Record list —

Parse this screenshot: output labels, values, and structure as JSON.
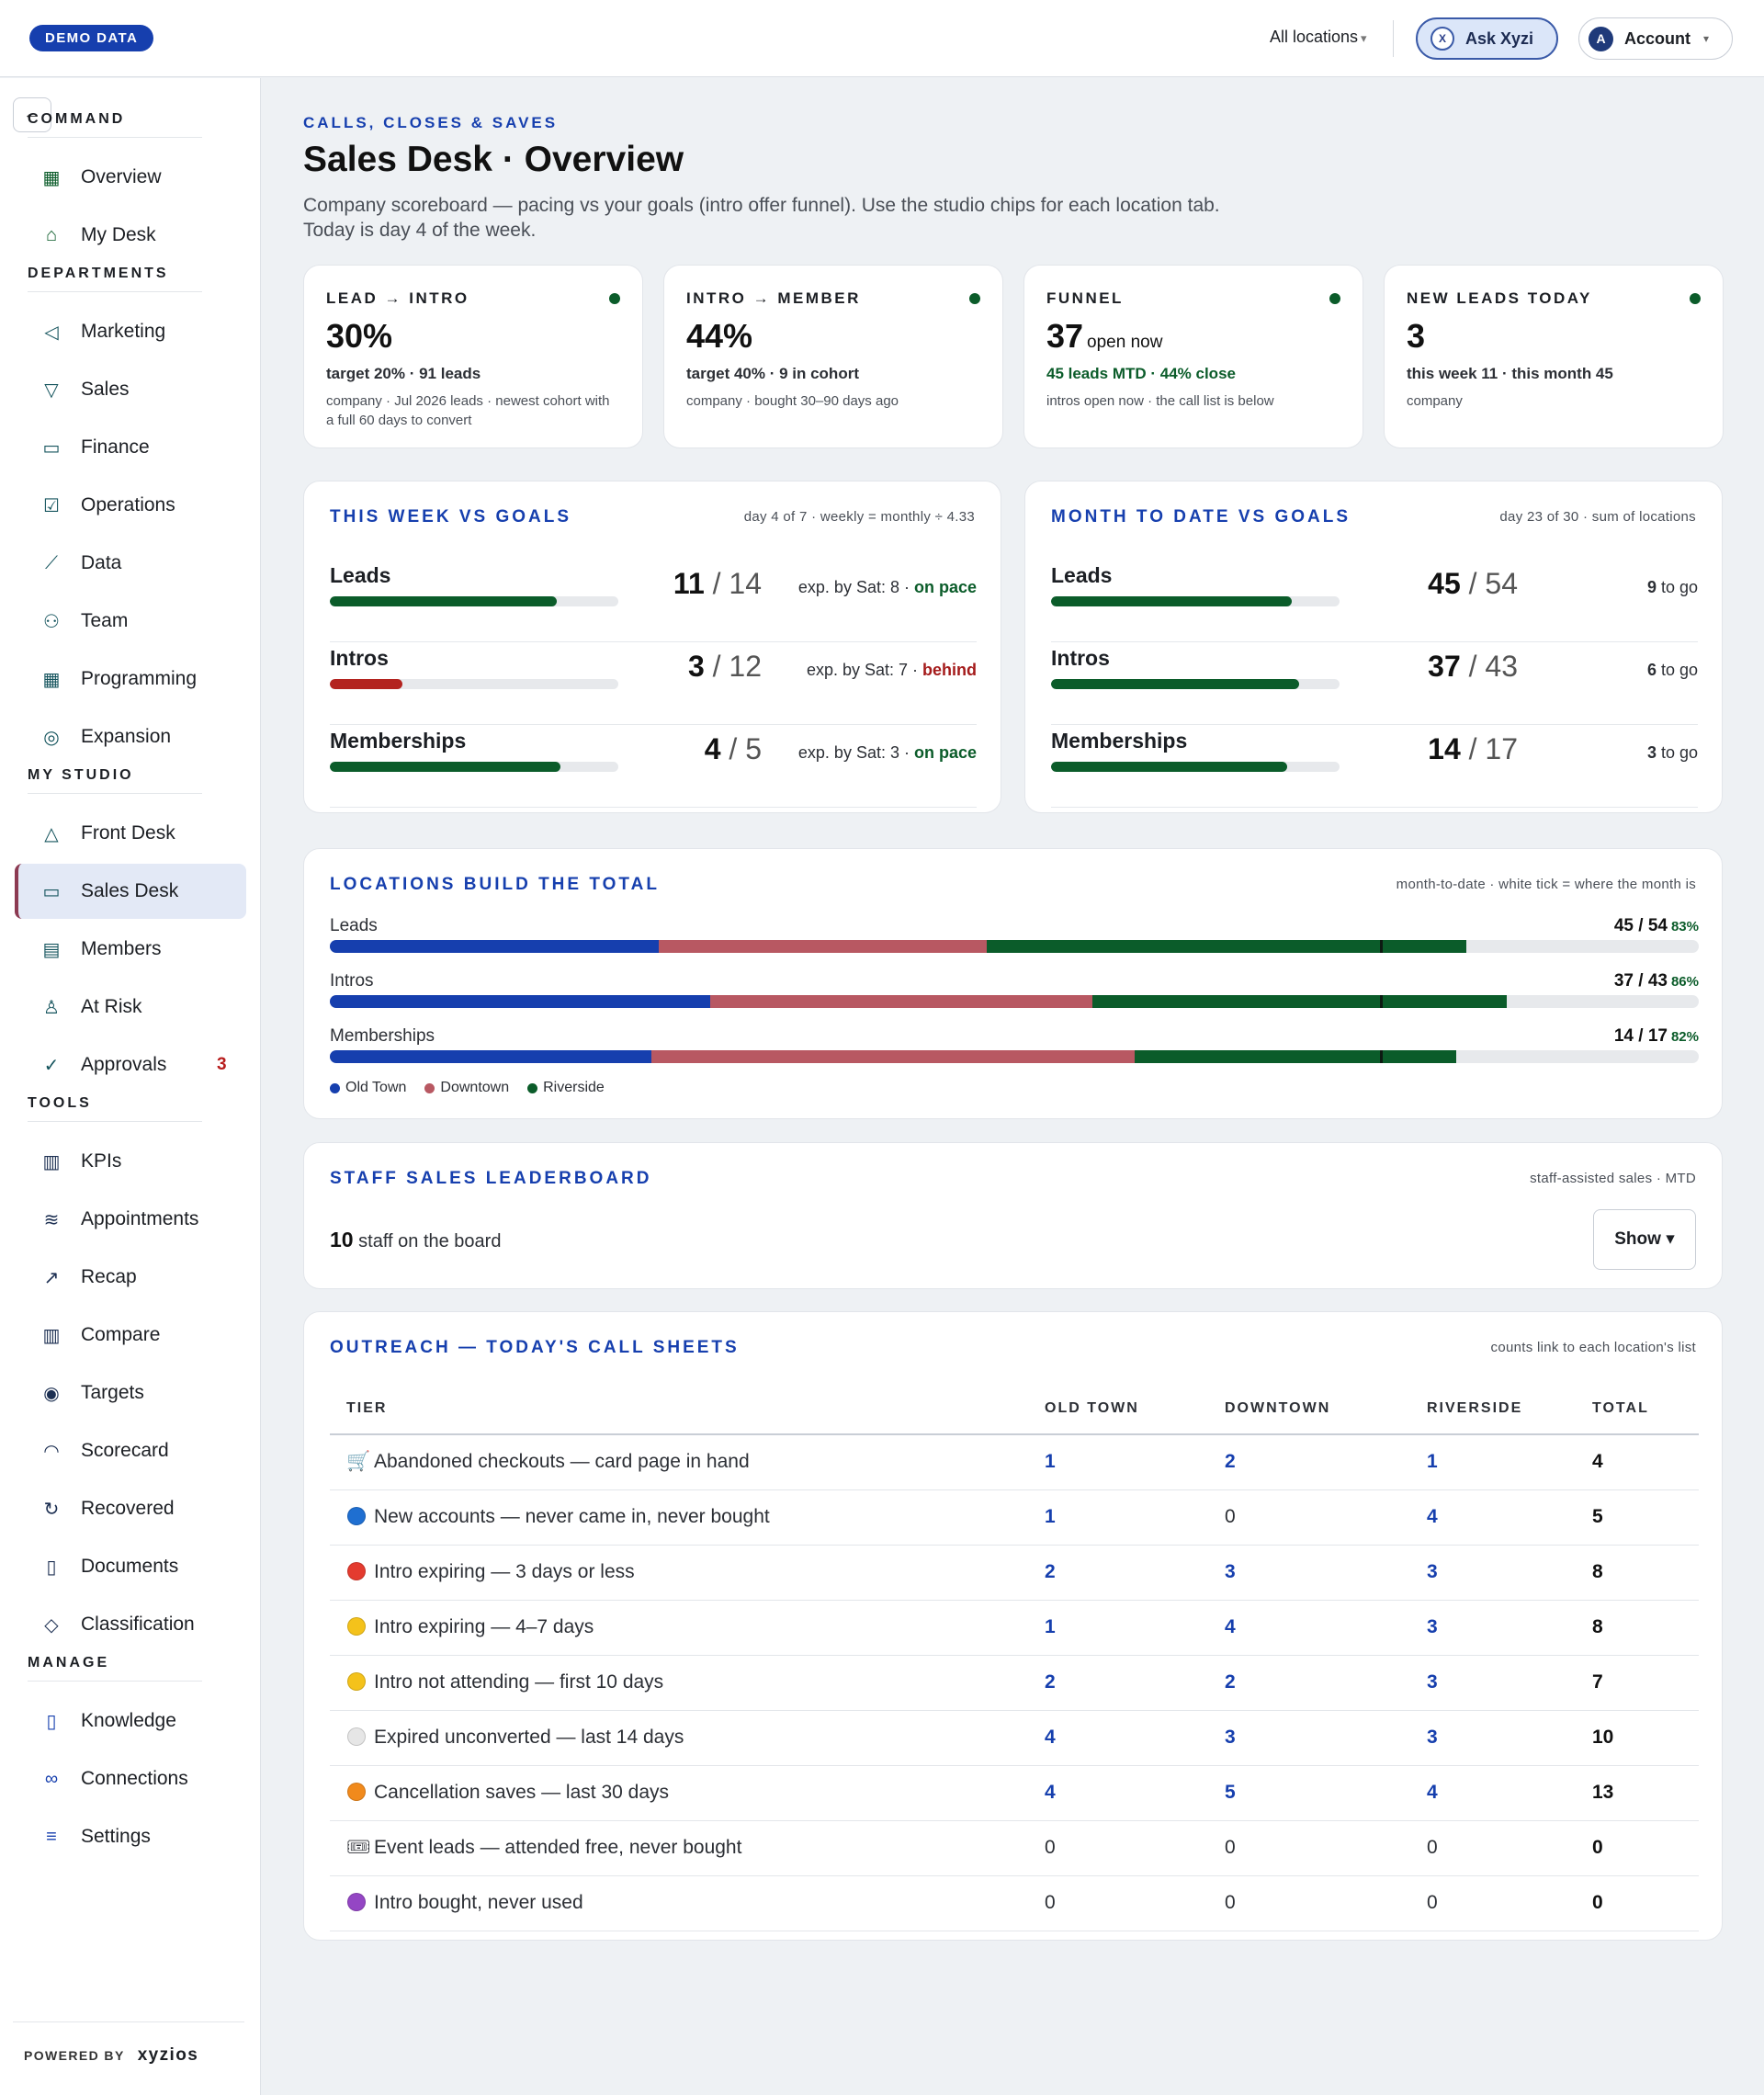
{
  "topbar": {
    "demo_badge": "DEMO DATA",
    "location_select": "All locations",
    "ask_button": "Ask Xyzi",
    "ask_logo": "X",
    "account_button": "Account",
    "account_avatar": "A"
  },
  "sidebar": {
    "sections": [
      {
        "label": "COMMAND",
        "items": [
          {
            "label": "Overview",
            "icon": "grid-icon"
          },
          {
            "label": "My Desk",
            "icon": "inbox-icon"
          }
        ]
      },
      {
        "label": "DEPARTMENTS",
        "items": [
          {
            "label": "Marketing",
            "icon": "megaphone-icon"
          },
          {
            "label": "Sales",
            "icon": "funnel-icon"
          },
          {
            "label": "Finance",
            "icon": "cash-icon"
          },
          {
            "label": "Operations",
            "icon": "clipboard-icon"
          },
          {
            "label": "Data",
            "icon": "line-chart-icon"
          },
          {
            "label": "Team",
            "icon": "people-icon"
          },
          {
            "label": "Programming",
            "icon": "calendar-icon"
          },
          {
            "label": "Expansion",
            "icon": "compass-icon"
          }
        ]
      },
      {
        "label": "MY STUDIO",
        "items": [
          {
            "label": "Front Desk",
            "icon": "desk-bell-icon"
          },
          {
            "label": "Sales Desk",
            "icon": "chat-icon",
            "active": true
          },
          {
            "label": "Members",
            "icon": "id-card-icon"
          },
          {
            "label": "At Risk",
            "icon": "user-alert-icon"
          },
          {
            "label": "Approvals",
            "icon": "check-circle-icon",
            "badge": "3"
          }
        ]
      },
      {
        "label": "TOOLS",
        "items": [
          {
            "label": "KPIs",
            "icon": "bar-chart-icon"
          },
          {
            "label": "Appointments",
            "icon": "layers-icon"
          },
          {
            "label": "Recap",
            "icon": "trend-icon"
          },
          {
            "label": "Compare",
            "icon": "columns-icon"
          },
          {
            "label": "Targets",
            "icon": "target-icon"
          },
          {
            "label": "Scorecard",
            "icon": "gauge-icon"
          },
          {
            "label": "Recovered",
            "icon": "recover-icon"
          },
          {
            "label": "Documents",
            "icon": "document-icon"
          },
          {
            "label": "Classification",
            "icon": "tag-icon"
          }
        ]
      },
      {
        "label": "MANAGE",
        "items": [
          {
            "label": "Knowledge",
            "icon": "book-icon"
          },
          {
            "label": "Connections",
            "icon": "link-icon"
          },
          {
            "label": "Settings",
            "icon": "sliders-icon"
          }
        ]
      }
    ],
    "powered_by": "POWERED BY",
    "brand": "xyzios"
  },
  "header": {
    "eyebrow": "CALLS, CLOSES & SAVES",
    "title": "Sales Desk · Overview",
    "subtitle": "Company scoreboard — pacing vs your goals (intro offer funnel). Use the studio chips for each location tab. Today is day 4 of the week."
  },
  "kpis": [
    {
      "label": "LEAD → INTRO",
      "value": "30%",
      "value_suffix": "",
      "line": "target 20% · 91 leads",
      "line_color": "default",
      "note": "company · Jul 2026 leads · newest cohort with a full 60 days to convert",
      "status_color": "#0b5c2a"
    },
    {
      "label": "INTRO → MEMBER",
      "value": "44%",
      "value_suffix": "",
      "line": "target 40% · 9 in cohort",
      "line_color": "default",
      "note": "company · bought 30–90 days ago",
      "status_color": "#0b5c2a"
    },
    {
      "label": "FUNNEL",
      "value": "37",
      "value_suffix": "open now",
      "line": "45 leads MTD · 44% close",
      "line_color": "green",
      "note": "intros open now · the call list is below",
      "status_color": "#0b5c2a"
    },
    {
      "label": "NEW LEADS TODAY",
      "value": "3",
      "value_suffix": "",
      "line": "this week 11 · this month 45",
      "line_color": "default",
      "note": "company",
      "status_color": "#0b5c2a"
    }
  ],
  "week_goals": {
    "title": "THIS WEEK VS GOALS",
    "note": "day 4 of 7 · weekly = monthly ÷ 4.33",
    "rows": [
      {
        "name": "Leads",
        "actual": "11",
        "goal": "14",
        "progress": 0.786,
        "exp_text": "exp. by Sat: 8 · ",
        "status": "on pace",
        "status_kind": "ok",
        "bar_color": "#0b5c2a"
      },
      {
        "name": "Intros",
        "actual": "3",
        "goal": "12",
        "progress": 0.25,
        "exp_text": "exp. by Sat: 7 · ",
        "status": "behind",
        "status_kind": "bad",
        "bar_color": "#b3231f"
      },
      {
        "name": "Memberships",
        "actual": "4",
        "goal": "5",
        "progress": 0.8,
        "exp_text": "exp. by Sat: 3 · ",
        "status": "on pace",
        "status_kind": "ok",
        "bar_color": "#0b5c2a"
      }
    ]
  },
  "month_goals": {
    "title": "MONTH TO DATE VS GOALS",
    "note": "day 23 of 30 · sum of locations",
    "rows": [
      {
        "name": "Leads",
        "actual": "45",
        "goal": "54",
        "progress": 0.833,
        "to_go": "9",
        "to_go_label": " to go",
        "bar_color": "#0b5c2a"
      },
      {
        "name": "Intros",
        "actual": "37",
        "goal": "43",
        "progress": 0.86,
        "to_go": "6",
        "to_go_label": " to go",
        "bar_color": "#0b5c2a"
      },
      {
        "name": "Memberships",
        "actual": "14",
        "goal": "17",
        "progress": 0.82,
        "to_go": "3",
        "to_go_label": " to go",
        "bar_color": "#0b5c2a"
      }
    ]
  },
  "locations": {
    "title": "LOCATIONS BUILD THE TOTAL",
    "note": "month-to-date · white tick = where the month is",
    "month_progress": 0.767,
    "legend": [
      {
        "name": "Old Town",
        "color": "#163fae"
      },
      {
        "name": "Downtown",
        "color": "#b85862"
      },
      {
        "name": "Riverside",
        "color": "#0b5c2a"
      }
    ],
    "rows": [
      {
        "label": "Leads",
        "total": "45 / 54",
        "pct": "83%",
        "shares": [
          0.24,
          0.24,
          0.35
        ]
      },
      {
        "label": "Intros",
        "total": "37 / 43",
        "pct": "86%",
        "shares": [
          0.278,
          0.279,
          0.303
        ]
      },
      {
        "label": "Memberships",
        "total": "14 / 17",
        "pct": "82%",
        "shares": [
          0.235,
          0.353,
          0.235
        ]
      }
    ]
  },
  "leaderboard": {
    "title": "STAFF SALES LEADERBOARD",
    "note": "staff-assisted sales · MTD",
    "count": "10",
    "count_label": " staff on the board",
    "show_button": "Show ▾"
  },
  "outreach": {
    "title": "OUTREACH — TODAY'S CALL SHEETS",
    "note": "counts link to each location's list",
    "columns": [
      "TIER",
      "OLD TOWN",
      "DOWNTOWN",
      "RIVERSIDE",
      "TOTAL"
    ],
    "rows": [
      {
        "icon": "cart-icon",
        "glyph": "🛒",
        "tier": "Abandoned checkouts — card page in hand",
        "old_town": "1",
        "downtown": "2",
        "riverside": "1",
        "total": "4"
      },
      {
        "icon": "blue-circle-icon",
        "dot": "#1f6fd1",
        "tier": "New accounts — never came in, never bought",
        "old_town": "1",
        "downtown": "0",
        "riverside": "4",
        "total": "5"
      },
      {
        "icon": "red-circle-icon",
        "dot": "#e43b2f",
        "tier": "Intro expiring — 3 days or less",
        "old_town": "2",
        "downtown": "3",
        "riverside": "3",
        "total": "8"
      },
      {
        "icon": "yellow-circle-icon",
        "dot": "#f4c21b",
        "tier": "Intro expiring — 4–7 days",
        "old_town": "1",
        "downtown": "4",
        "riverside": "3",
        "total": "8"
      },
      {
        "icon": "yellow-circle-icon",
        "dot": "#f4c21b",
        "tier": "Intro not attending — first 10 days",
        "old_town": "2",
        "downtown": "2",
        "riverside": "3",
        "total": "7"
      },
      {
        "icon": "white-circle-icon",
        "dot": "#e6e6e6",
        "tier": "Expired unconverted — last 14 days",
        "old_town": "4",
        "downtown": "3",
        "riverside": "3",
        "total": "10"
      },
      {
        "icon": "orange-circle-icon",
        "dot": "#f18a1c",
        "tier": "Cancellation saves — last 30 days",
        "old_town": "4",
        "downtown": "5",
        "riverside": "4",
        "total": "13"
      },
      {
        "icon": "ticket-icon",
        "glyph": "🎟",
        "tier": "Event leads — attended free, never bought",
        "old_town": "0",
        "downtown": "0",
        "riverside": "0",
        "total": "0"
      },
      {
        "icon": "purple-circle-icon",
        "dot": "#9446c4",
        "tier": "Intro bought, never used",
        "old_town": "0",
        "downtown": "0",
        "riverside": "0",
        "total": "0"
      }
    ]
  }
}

Given problem — Read the entries and show each line that mentions "bought".

Result —
      "note": "company · bought 30–90 days ago",
        "tier": "New accounts — never came in, never bought",
        "tier": "Event leads — attended free, never bought",
        "tier": "Intro bought, never used",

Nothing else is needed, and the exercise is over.